## Task inputs
** START **

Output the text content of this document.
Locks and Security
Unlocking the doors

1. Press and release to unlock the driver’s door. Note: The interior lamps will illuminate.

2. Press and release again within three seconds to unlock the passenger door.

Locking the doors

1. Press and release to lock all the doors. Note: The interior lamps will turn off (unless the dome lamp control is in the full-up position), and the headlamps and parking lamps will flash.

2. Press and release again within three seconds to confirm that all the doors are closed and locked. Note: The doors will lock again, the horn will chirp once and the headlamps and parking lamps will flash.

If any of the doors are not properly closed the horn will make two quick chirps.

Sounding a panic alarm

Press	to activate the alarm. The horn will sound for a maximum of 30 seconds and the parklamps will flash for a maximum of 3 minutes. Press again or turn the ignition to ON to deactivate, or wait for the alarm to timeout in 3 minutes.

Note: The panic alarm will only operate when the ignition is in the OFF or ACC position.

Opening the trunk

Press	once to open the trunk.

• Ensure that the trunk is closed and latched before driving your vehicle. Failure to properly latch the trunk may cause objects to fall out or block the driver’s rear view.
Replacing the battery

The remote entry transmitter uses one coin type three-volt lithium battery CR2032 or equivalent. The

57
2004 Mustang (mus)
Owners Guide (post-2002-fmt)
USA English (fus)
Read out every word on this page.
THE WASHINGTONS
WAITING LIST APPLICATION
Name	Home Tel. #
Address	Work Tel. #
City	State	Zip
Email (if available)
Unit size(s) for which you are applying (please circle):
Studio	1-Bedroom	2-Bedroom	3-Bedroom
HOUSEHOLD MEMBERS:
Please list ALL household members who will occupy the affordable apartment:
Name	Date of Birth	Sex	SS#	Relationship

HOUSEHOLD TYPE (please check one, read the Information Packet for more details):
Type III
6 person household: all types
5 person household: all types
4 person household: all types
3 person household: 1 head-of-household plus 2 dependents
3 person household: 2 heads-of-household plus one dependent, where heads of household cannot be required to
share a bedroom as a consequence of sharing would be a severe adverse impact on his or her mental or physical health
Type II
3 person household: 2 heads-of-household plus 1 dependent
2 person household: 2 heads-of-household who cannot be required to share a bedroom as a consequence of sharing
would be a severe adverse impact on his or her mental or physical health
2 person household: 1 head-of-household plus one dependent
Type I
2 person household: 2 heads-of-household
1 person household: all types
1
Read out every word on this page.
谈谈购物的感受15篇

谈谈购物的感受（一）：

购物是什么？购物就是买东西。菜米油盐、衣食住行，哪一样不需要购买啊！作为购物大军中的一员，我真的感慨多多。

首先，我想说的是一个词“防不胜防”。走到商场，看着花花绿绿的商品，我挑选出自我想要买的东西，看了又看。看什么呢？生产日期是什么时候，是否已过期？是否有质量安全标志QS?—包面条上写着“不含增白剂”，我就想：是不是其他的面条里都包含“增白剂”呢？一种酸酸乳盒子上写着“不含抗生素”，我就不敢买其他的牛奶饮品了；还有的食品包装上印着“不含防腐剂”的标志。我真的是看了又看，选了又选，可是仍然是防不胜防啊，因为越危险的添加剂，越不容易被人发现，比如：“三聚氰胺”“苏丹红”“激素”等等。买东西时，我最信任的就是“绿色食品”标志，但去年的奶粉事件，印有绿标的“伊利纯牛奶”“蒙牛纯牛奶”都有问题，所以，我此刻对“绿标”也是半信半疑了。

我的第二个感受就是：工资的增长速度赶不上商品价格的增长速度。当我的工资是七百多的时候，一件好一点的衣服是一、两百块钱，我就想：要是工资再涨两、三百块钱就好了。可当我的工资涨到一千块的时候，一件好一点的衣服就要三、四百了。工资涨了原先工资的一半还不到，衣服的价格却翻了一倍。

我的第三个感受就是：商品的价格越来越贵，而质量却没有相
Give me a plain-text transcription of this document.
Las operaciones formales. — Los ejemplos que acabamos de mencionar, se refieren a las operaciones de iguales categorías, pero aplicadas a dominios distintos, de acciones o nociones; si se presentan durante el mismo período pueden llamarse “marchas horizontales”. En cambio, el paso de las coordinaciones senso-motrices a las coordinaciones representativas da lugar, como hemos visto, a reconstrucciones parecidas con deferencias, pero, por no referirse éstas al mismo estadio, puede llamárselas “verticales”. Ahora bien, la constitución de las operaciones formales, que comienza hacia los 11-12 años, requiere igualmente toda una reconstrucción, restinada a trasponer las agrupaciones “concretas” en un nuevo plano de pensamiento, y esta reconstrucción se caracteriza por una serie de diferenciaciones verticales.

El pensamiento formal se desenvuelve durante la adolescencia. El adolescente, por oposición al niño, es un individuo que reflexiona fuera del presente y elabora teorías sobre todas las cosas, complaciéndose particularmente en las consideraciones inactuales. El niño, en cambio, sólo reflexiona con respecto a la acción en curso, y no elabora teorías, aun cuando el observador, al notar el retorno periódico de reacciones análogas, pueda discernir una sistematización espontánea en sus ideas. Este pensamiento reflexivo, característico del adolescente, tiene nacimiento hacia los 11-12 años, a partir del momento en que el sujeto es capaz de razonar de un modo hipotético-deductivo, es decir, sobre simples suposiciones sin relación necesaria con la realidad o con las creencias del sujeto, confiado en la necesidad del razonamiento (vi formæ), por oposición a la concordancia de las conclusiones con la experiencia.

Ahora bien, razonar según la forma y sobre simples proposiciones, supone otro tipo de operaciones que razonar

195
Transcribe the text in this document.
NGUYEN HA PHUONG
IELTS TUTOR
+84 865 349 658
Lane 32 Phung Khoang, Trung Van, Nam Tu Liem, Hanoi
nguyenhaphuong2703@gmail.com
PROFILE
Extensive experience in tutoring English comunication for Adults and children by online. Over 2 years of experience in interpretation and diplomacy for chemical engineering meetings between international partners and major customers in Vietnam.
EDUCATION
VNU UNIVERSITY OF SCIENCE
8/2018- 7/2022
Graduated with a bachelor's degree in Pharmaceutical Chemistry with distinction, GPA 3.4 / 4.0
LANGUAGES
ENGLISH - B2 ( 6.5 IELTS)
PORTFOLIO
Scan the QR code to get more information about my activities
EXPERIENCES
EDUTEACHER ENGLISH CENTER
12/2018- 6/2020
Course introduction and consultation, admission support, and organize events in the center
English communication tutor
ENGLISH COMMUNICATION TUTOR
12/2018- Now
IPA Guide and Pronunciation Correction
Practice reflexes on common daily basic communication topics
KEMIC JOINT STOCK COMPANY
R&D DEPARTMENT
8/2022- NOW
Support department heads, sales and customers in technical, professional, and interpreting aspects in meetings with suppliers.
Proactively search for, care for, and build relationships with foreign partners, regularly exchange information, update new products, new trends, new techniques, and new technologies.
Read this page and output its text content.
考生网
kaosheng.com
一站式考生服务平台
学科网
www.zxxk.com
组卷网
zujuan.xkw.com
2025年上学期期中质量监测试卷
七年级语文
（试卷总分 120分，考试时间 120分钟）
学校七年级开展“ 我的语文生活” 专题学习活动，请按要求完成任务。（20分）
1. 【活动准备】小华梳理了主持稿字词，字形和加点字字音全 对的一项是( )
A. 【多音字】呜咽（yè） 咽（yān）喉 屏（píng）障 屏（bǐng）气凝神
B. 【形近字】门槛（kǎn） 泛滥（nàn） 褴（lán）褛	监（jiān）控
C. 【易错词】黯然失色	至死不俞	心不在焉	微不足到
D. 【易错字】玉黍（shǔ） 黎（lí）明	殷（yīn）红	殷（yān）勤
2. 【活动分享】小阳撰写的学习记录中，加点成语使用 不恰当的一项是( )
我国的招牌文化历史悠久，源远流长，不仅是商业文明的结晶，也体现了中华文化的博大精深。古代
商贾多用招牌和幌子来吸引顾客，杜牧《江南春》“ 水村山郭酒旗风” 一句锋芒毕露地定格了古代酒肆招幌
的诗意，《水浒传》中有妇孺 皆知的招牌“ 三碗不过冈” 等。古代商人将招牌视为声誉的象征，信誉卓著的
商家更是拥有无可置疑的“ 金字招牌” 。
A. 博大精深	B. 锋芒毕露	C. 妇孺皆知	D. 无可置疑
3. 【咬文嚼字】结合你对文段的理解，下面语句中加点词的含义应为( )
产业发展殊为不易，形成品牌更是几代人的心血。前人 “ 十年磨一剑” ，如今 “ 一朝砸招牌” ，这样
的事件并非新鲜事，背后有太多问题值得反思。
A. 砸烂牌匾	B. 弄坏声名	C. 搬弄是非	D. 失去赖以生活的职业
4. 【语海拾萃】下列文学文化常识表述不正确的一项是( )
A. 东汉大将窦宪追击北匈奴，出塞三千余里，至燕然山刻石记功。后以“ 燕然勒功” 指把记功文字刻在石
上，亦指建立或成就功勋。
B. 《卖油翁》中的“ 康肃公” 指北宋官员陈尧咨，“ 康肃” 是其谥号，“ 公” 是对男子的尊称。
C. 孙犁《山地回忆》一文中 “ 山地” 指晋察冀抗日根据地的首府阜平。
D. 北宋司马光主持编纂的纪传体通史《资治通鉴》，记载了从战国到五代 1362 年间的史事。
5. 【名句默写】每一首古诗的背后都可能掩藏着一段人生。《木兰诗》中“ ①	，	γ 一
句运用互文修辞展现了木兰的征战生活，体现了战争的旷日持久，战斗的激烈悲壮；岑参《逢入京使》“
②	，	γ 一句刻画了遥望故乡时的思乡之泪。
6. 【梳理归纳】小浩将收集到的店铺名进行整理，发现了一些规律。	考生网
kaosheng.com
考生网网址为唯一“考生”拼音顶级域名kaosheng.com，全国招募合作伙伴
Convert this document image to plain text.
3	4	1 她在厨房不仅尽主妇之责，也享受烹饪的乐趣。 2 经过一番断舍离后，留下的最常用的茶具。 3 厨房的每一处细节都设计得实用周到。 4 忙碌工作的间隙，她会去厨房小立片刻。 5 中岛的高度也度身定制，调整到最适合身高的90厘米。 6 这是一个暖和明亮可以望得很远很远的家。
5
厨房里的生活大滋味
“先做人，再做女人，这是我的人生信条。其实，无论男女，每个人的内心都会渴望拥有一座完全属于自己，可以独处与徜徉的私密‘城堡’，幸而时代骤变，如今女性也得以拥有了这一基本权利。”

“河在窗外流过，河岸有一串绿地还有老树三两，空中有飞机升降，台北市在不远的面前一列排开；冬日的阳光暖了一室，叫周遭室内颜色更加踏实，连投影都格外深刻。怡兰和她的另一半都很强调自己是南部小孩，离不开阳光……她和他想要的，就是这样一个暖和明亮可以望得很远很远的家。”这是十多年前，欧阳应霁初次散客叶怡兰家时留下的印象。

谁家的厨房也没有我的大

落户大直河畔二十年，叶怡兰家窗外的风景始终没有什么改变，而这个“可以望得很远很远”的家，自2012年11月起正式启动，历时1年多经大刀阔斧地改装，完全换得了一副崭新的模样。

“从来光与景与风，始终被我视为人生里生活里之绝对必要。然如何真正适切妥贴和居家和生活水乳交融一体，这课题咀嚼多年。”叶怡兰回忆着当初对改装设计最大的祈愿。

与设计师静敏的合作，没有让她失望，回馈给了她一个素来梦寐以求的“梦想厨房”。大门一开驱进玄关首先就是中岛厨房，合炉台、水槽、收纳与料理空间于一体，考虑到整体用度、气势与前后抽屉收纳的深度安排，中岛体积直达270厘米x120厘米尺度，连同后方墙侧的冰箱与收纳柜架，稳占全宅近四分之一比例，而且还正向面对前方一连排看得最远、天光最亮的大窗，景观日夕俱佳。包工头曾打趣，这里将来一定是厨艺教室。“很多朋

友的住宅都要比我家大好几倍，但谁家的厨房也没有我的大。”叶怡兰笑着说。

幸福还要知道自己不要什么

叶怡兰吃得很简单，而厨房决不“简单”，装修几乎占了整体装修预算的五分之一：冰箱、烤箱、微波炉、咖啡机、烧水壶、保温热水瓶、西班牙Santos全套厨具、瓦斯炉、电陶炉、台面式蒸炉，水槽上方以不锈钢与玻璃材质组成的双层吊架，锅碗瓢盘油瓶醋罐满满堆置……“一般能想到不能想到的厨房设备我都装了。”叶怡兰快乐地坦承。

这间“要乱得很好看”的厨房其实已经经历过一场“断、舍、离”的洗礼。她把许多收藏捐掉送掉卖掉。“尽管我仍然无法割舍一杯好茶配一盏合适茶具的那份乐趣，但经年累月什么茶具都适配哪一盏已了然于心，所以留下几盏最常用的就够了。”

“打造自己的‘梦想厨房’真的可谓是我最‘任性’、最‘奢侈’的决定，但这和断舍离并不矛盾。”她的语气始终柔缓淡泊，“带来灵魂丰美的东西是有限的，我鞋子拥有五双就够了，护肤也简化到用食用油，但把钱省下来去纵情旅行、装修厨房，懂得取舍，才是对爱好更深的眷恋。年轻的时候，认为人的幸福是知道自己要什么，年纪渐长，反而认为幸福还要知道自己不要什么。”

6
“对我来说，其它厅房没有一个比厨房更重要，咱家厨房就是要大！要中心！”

** END **

## Problem statement
Report how many lines in these entries contain "this". Answer with the number only.

## Answer for the task
7